(Collected data)
☆ ☆ ☆ ☆

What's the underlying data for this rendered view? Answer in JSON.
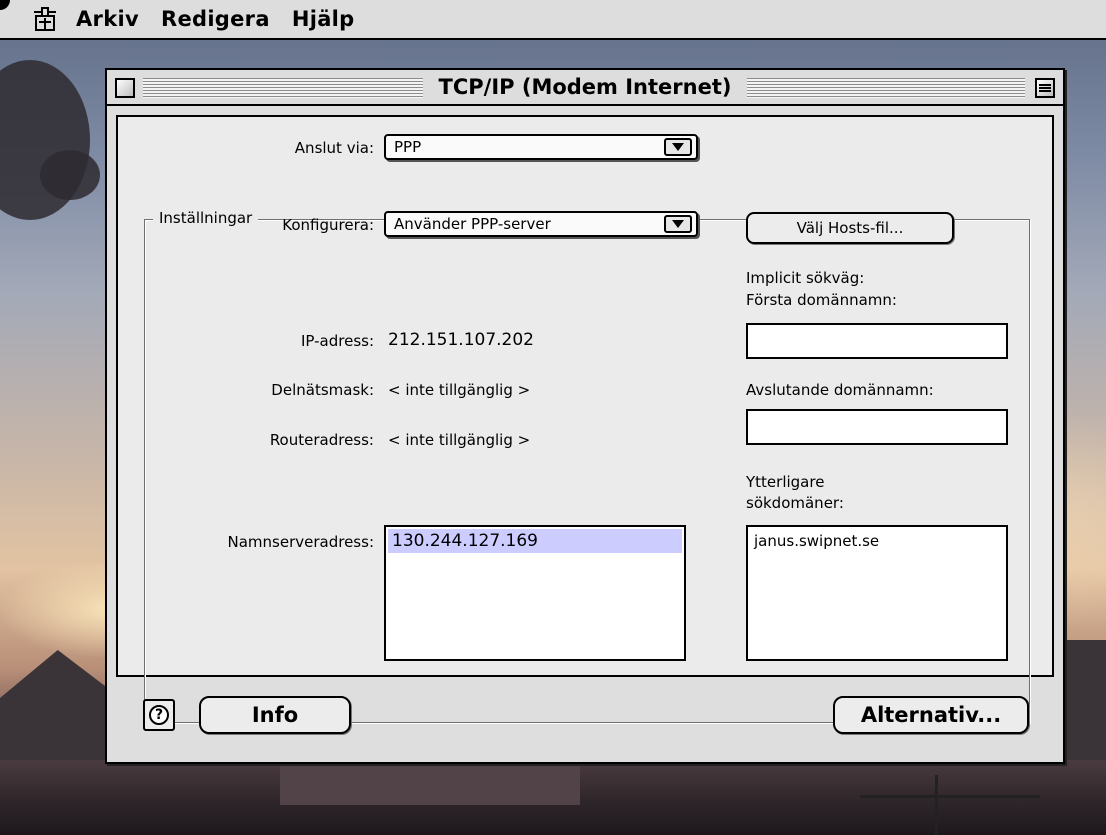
{
  "menubar": {
    "items": [
      "Arkiv",
      "Redigera",
      "Hjälp"
    ]
  },
  "window": {
    "title": "TCP/IP (Modem Internet)"
  },
  "connect": {
    "label": "Anslut via:",
    "value": "PPP"
  },
  "settings": {
    "group_label": "Inställningar",
    "configure_label": "Konfigurera:",
    "configure_value": "Använder PPP-server",
    "hosts_button": "Välj Hosts-fil...",
    "ip_label": "IP-adress:",
    "ip_value": "212.151.107.202",
    "subnet_label": "Delnätsmask:",
    "subnet_value": "< inte tillgänglig >",
    "router_label": "Routeradress:",
    "router_value": "< inte tillgänglig >",
    "nameserver_label": "Namnserveradress:",
    "nameservers": [
      "130.244.127.169"
    ],
    "implicit_search_label": "Implicit sökväg:",
    "first_domain_label": "Första domännamn:",
    "first_domain_value": "",
    "trailing_domain_label": "Avslutande domännamn:",
    "trailing_domain_value": "",
    "extra_domains_label_line1": "Ytterligare",
    "extra_domains_label_line2": "sökdomäner:",
    "extra_domains": [
      "janus.swipnet.se"
    ]
  },
  "footer": {
    "help_glyph": "?",
    "info_button": "Info",
    "options_button": "Alternativ..."
  },
  "colors": {
    "menubar_bg": "#dddddd",
    "window_bg": "#dedede",
    "panel_bg": "#ebebeb",
    "selection": "#ccccff"
  }
}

☆ ☆ ☆ ☆

WHAT TO DO:
Omit every image. Quote each record exactly.

WRITTEN SOLUTION:
What's the underlying data for this rendered view? Answer in JSON.
{
  "menubar": {
    "items": [
      "Arkiv",
      "Redigera",
      "Hjälp"
    ]
  },
  "window": {
    "title": "TCP/IP (Modem Internet)"
  },
  "connect": {
    "label": "Anslut via:",
    "value": "PPP"
  },
  "settings": {
    "group_label": "Inställningar",
    "configure_label": "Konfigurera:",
    "configure_value": "Använder PPP-server",
    "hosts_button": "Välj Hosts-fil...",
    "ip_label": "IP-adress:",
    "ip_value": "212.151.107.202",
    "subnet_label": "Delnätsmask:",
    "subnet_value": "< inte tillgänglig >",
    "router_label": "Routeradress:",
    "router_value": "< inte tillgänglig >",
    "nameserver_label": "Namnserveradress:",
    "nameservers": [
      "130.244.127.169"
    ],
    "implicit_search_label": "Implicit sökväg:",
    "first_domain_label": "Första domännamn:",
    "first_domain_value": "",
    "trailing_domain_label": "Avslutande domännamn:",
    "trailing_domain_value": "",
    "extra_domains_label_line1": "Ytterligare",
    "extra_domains_label_line2": "sökdomäner:",
    "extra_domains": [
      "janus.swipnet.se"
    ]
  },
  "footer": {
    "help_glyph": "?",
    "info_button": "Info",
    "options_button": "Alternativ..."
  },
  "colors": {
    "menubar_bg": "#dddddd",
    "window_bg": "#dedede",
    "panel_bg": "#ebebeb",
    "selection": "#ccccff"
  }
}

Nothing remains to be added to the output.